**TASK PROMPT**
Change every "Log out" in the entries below to "Sign out", keeping all else the same, and reproduce the entries without the pictures.

**AVAILABLE RECORDS**
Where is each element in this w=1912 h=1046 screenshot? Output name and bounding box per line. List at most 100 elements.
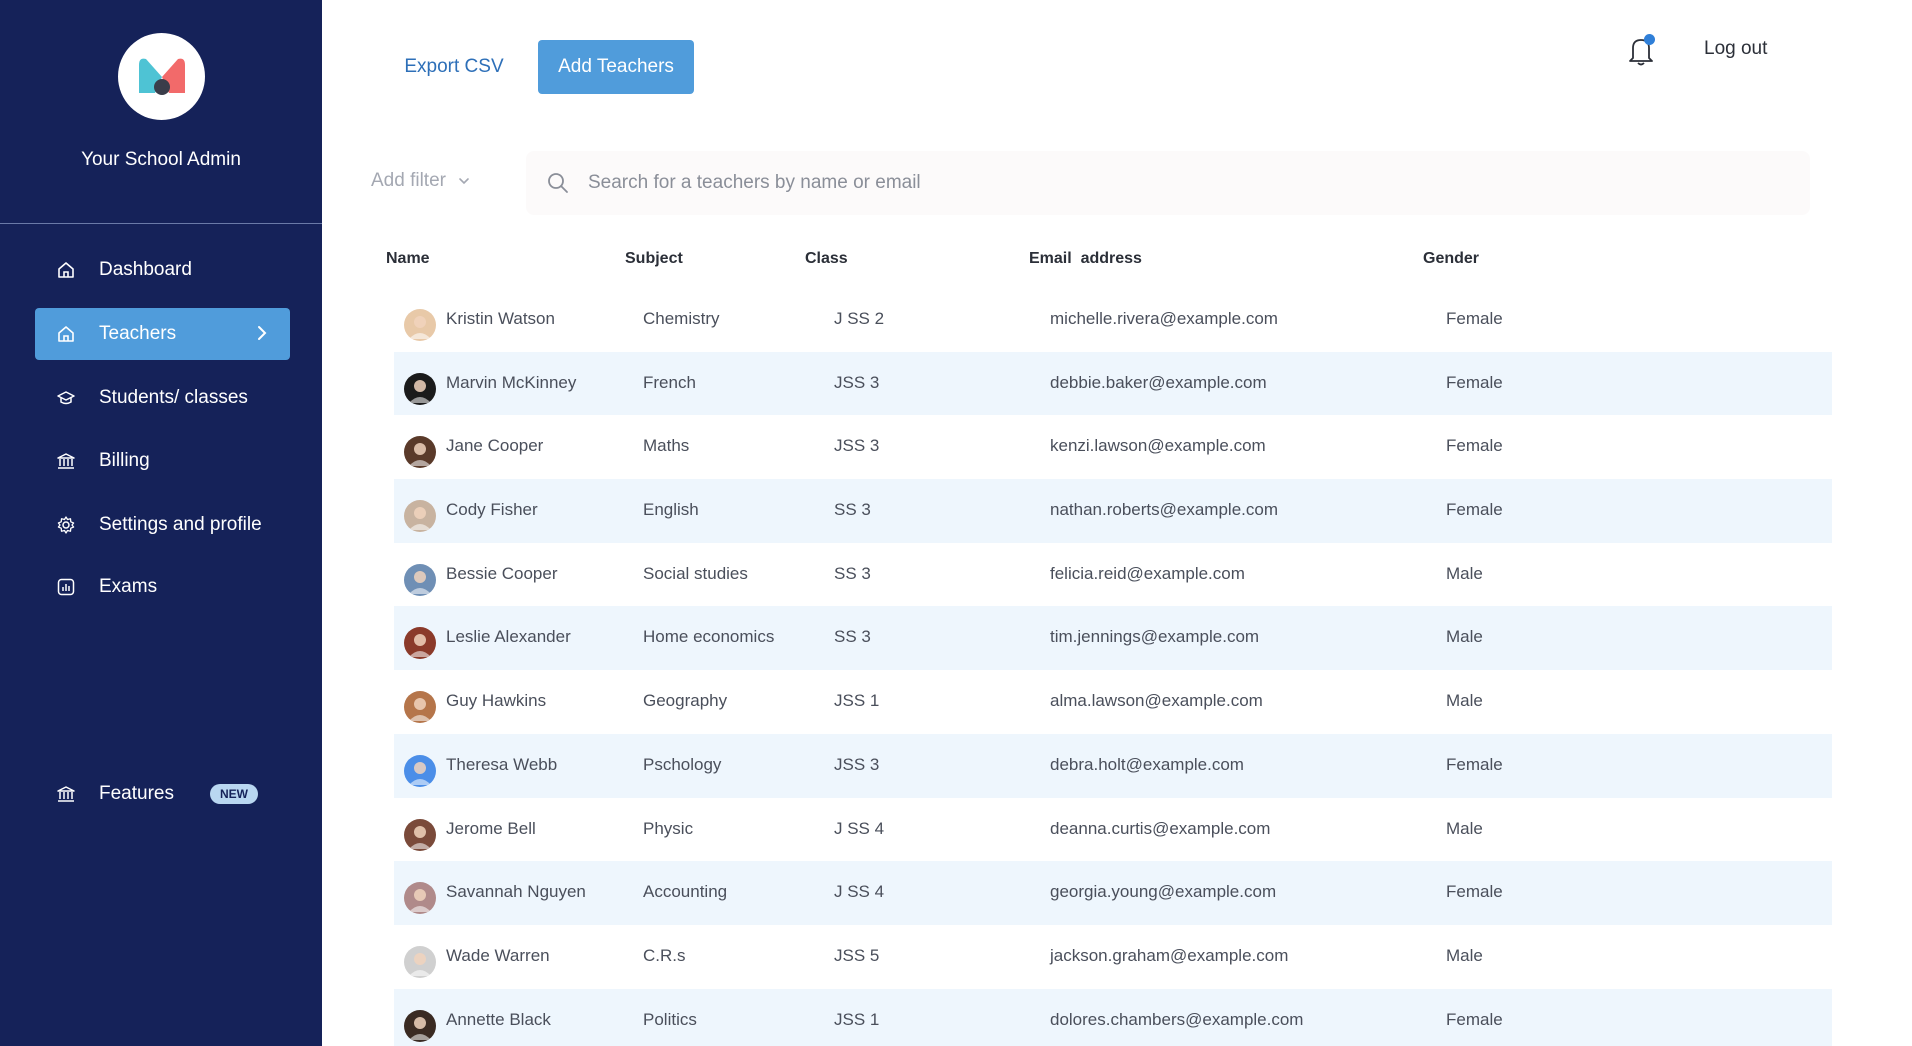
- sidebar-item-label: Features: [99, 783, 174, 804]
- avatar: [404, 882, 436, 915]
- export-csv-button[interactable]: Export CSV: [394, 40, 514, 94]
- table-row[interactable]: Guy Hawkins Geography JSS 1 alma.lawson@exa…: [394, 670, 1832, 734]
- cell-subject: French: [643, 372, 696, 392]
- table-header: Name Subject Class Email address Gender: [322, 250, 1912, 274]
- table-row[interactable]: Savannah Nguyen Accounting J SS 4 georgia.y…: [394, 861, 1832, 925]
- cell-gender: Female: [1446, 754, 1503, 774]
- add-filter-dropdown[interactable]: Add filter: [371, 170, 470, 192]
- cell-class: JSS 5: [834, 945, 880, 965]
- sidebar-item-dashboard[interactable]: Dashboard: [35, 244, 290, 296]
- cell-subject: Pschology: [643, 754, 722, 774]
- table-row[interactable]: Theresa Webb Pschology JSS 3 debra.holt@exa…: [394, 733, 1832, 798]
- avatar: [404, 754, 436, 787]
- add-teachers-button[interactable]: Add Teachers: [538, 40, 694, 94]
- sidebar-item-teachers[interactable]: Teachers: [35, 308, 290, 360]
- bank-icon: [55, 783, 77, 805]
- teachers-table: Kristin Watson Chemistry J SS 2 michelle.ri…: [394, 288, 1832, 1046]
- sidebar-item-exams[interactable]: Exams: [35, 561, 290, 613]
- cell-class: SS 3: [834, 627, 871, 647]
- sidebar-item-students-classes[interactable]: Students/ classes: [35, 372, 290, 424]
- cell-class: JSS 1: [834, 691, 880, 711]
- table-row[interactable]: Annette Black Politics JSS 1 dolores.chambe…: [394, 988, 1832, 1046]
- table-row[interactable]: Wade Warren C.R.s JSS 5 jackson.graham@exam…: [394, 925, 1832, 989]
- cell-email: jackson.graham@example.com: [1050, 945, 1289, 965]
- chevron-down-icon: [458, 170, 470, 192]
- sidebar-item-label: Students/ classes: [99, 387, 248, 408]
- cell-email: dolores.chambers@example.com: [1050, 1009, 1304, 1029]
- avatar: [404, 691, 436, 724]
- avatar: [404, 945, 436, 978]
- table-row[interactable]: Kristin Watson Chemistry J SS 2 michelle.ri…: [394, 288, 1832, 352]
- sidebar-item-label: Teachers: [99, 323, 177, 344]
- cell-email: deanna.curtis@example.com: [1050, 818, 1271, 838]
- table-row[interactable]: Cody Fisher English SS 3 nathan.roberts@exa…: [394, 479, 1832, 543]
- sidebar-item-features[interactable]: Features NEW: [35, 768, 290, 820]
- school-name: Your School Admin: [81, 149, 241, 170]
- cell-name: Leslie Alexander: [446, 627, 571, 647]
- cell-name: Bessie Cooper: [446, 563, 558, 583]
- cell-subject: Home economics: [643, 627, 775, 647]
- cell-email: alma.lawson@example.com: [1050, 691, 1263, 711]
- cell-subject: Chemistry: [643, 309, 720, 328]
- table-row[interactable]: Bessie Cooper Social studies SS 3 felicia.r…: [394, 543, 1832, 607]
- cell-class: J SS 4: [834, 882, 885, 902]
- search-input[interactable]: [588, 172, 1768, 194]
- notification-bell-icon[interactable]: [1624, 32, 1658, 68]
- cell-name: Marvin McKinney: [446, 372, 577, 392]
- main-content: Export CSV Add Teachers Log out Add filt…: [322, 0, 1912, 1046]
- column-header-name[interactable]: Name: [386, 250, 430, 268]
- chevron-right-icon: [256, 324, 268, 348]
- avatar: [404, 1009, 436, 1042]
- cell-email: tim.jennings@example.com: [1050, 627, 1260, 647]
- avatar: [404, 818, 436, 851]
- cell-name: Cody Fisher: [446, 500, 538, 520]
- column-header-gender[interactable]: Gender: [1423, 250, 1479, 268]
- cell-class: SS 3: [834, 500, 871, 520]
- cell-gender: Male: [1446, 691, 1483, 711]
- logo-mark-icon: [139, 58, 185, 95]
- search-bar: [526, 151, 1810, 215]
- cell-subject: Social studies: [643, 563, 748, 583]
- avatar: [404, 563, 436, 596]
- cell-subject: Politics: [643, 1009, 697, 1029]
- cell-gender: Female: [1446, 309, 1503, 328]
- cell-name: Savannah Nguyen: [446, 882, 586, 902]
- new-badge: NEW: [209, 784, 258, 804]
- cell-subject: Maths: [643, 436, 690, 456]
- column-header-class[interactable]: Class: [805, 250, 848, 268]
- school-logo[interactable]: [118, 33, 205, 120]
- cell-name: Jane Cooper: [446, 436, 544, 456]
- avatar: [404, 372, 436, 405]
- cell-gender: Female: [1446, 372, 1503, 392]
- cell-name: Theresa Webb: [446, 754, 558, 774]
- table-row[interactable]: Jerome Bell Physic J SS 4 deanna.curtis@exa…: [394, 798, 1832, 862]
- home-icon: [55, 323, 77, 345]
- sidebar-item-label: Dashboard: [99, 259, 192, 280]
- bank-icon: [55, 450, 77, 472]
- cell-name: Jerome Bell: [446, 818, 536, 838]
- cell-gender: Male: [1446, 945, 1483, 965]
- cell-gender: Male: [1446, 563, 1483, 583]
- table-row[interactable]: Leslie Alexander Home economics SS 3 tim.je…: [394, 606, 1832, 671]
- chart-icon: [55, 576, 77, 598]
- column-header-subject[interactable]: Subject: [625, 250, 683, 268]
- notification-dot: [1644, 34, 1655, 45]
- sidebar-item-settings[interactable]: Settings and profile: [35, 499, 290, 551]
- cell-name: Annette Black: [446, 1009, 551, 1029]
- cell-subject: Accounting: [643, 882, 728, 902]
- table-row[interactable]: Jane Cooper Maths JSS 3 kenzi.lawson@exampl…: [394, 415, 1832, 479]
- sidebar-item-label: Billing: [99, 450, 150, 471]
- cell-name: Kristin Watson: [446, 309, 555, 328]
- cell-gender: Male: [1446, 818, 1483, 838]
- sidebar-item-billing[interactable]: Billing: [35, 435, 290, 487]
- cell-name: Guy Hawkins: [446, 691, 547, 711]
- cell-subject: English: [643, 500, 699, 520]
- cell-gender: Female: [1446, 882, 1503, 902]
- logout-link[interactable]: Log out: [1704, 38, 1767, 60]
- table-row[interactable]: Marvin McKinney French JSS 3 debbie.baker@e…: [394, 351, 1832, 416]
- avatar: [404, 627, 436, 660]
- column-header-email[interactable]: Email address: [1029, 250, 1142, 268]
- search-icon: [546, 171, 570, 195]
- cell-subject: Physic: [643, 818, 694, 838]
- sidebar-item-label: Exams: [99, 576, 158, 597]
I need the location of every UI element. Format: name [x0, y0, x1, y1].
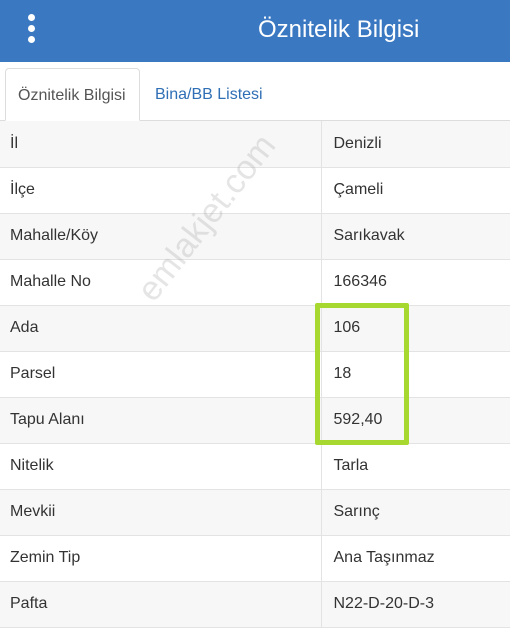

**FULL ANSWER**
Where is each element in this w=1912 h=1046 screenshot? Output name and bounding box per line. List at most 100 elements.
- sidebar-item-label: Features: [99, 783, 174, 804]
- avatar: [404, 882, 436, 915]
- export-csv-button[interactable]: Export CSV: [394, 40, 514, 94]
- table-row[interactable]: Guy Hawkins Geography JSS 1 alma.lawson@exa…: [394, 670, 1832, 734]
- cell-subject: French: [643, 372, 696, 392]
- table-header: Name Subject Class Email address Gender: [322, 250, 1912, 274]
- table-row[interactable]: Savannah Nguyen Accounting J SS 4 georgia.y…: [394, 861, 1832, 925]
- cell-gender: Female: [1446, 754, 1503, 774]
- add-filter-dropdown[interactable]: Add filter: [371, 170, 470, 192]
- cell-class: JSS 5: [834, 945, 880, 965]
- sidebar-item-dashboard[interactable]: Dashboard: [35, 244, 290, 296]
- cell-subject: Pschology: [643, 754, 722, 774]
- table-row[interactable]: Theresa Webb Pschology JSS 3 debra.holt@exa…: [394, 733, 1832, 798]
- avatar: [404, 754, 436, 787]
- add-teachers-button[interactable]: Add Teachers: [538, 40, 694, 94]
- sidebar-item-teachers[interactable]: Teachers: [35, 308, 290, 360]
- bank-icon: [55, 783, 77, 805]
- teachers-table: Kristin Watson Chemistry J SS 2 michelle.ri…: [394, 288, 1832, 1046]
- sidebar-item-exams[interactable]: Exams: [35, 561, 290, 613]
- cell-class: SS 3: [834, 627, 871, 647]
- sidebar-item-students-classes[interactable]: Students/ classes: [35, 372, 290, 424]
- cell-class: JSS 1: [834, 691, 880, 711]
- table-row[interactable]: Annette Black Politics JSS 1 dolores.chambe…: [394, 988, 1832, 1046]
- table-row[interactable]: Wade Warren C.R.s JSS 5 jackson.graham@exam…: [394, 925, 1832, 989]
- cell-email: jackson.graham@example.com: [1050, 945, 1289, 965]
- chevron-down-icon: [458, 170, 470, 192]
- sidebar-item-label: Students/ classes: [99, 387, 248, 408]
- cell-email: dolores.chambers@example.com: [1050, 1009, 1304, 1029]
- avatar: [404, 691, 436, 724]
- avatar: [404, 945, 436, 978]
- table-row[interactable]: Kristin Watson Chemistry J SS 2 michelle.ri…: [394, 288, 1832, 352]
- sidebar-item-label: Teachers: [99, 323, 177, 344]
- cell-email: deanna.curtis@example.com: [1050, 818, 1271, 838]
- table-row[interactable]: Cody Fisher English SS 3 nathan.roberts@exa…: [394, 479, 1832, 543]
- sidebar-item-features[interactable]: Features NEW: [35, 768, 290, 820]
- school-name: Your School Admin: [81, 149, 241, 170]
- cell-name: Leslie Alexander: [446, 627, 571, 647]
- cell-name: Bessie Cooper: [446, 563, 558, 583]
- cell-subject: Home economics: [643, 627, 775, 647]
- cell-email: alma.lawson@example.com: [1050, 691, 1263, 711]
- cell-subject: Chemistry: [643, 309, 720, 328]
- table-row[interactable]: Bessie Cooper Social studies SS 3 felicia.r…: [394, 543, 1832, 607]
- cell-class: J SS 4: [834, 882, 885, 902]
- search-input[interactable]: [588, 172, 1768, 194]
- notification-bell-icon[interactable]: [1624, 32, 1658, 68]
- cell-name: Marvin McKinney: [446, 372, 577, 392]
- main-content: Export CSV Add Teachers Sign out Add filt…: [322, 0, 1912, 1046]
- column-header-name[interactable]: Name: [386, 250, 430, 268]
- chevron-right-icon: [256, 324, 268, 348]
- avatar: [404, 1009, 436, 1042]
- cell-email: tim.jennings@example.com: [1050, 627, 1260, 647]
- avatar: [404, 818, 436, 851]
- cell-name: Cody Fisher: [446, 500, 538, 520]
- column-header-gender[interactable]: Gender: [1423, 250, 1479, 268]
- cell-class: SS 3: [834, 500, 871, 520]
- cell-gender: Male: [1446, 691, 1483, 711]
- logo-mark-icon: [139, 58, 185, 95]
- search-bar: [526, 151, 1810, 215]
- cell-subject: Social studies: [643, 563, 748, 583]
- avatar: [404, 563, 436, 596]
- cell-subject: Politics: [643, 1009, 697, 1029]
- cell-gender: Female: [1446, 309, 1503, 328]
- cell-name: Savannah Nguyen: [446, 882, 586, 902]
- new-badge: NEW: [209, 784, 258, 804]
- cell-subject: Maths: [643, 436, 690, 456]
- column-header-class[interactable]: Class: [805, 250, 848, 268]
- school-logo[interactable]: [118, 33, 205, 120]
- cell-name: Jane Cooper: [446, 436, 544, 456]
- avatar: [404, 372, 436, 405]
- cell-gender: Female: [1446, 372, 1503, 392]
- cell-name: Theresa Webb: [446, 754, 558, 774]
- table-row[interactable]: Jerome Bell Physic J SS 4 deanna.curtis@exa…: [394, 798, 1832, 862]
- home-icon: [55, 323, 77, 345]
- sidebar-item-label: Dashboard: [99, 259, 192, 280]
- bank-icon: [55, 450, 77, 472]
- cell-name: Jerome Bell: [446, 818, 536, 838]
- cell-gender: Male: [1446, 945, 1483, 965]
- cell-gender: Male: [1446, 563, 1483, 583]
- table-row[interactable]: Leslie Alexander Home economics SS 3 tim.je…: [394, 606, 1832, 671]
- chart-icon: [55, 576, 77, 598]
- column-header-subject[interactable]: Subject: [625, 250, 683, 268]
- notification-dot: [1644, 34, 1655, 45]
- sidebar-item-settings[interactable]: Settings and profile: [35, 499, 290, 551]
- cell-name: Annette Black: [446, 1009, 551, 1029]
- cell-subject: Accounting: [643, 882, 728, 902]
- table-row[interactable]: Jane Cooper Maths JSS 3 kenzi.lawson@exampl…: [394, 415, 1832, 479]
- sidebar-item-label: Billing: [99, 450, 150, 471]
- cell-name: Kristin Watson: [446, 309, 555, 328]
- cell-gender: Male: [1446, 818, 1483, 838]
- sidebar-item-billing[interactable]: Billing: [35, 435, 290, 487]
- cell-name: Guy Hawkins: [446, 691, 547, 711]
- cell-subject: English: [643, 500, 699, 520]
- cell-gender: Female: [1446, 882, 1503, 902]
- logout-link[interactable]: Sign out: [1704, 38, 1767, 60]
- table-row[interactable]: Marvin McKinney French JSS 3 debbie.baker@e…: [394, 351, 1832, 416]
- avatar: [404, 627, 436, 660]
- column-header-email[interactable]: Email address: [1029, 250, 1142, 268]
- search-icon: [546, 171, 570, 195]
- cell-subject: Physic: [643, 818, 694, 838]
- sidebar-item-label: Exams: [99, 576, 158, 597]
I need the location of every UI element. Format: name [x0, y0, x1, y1].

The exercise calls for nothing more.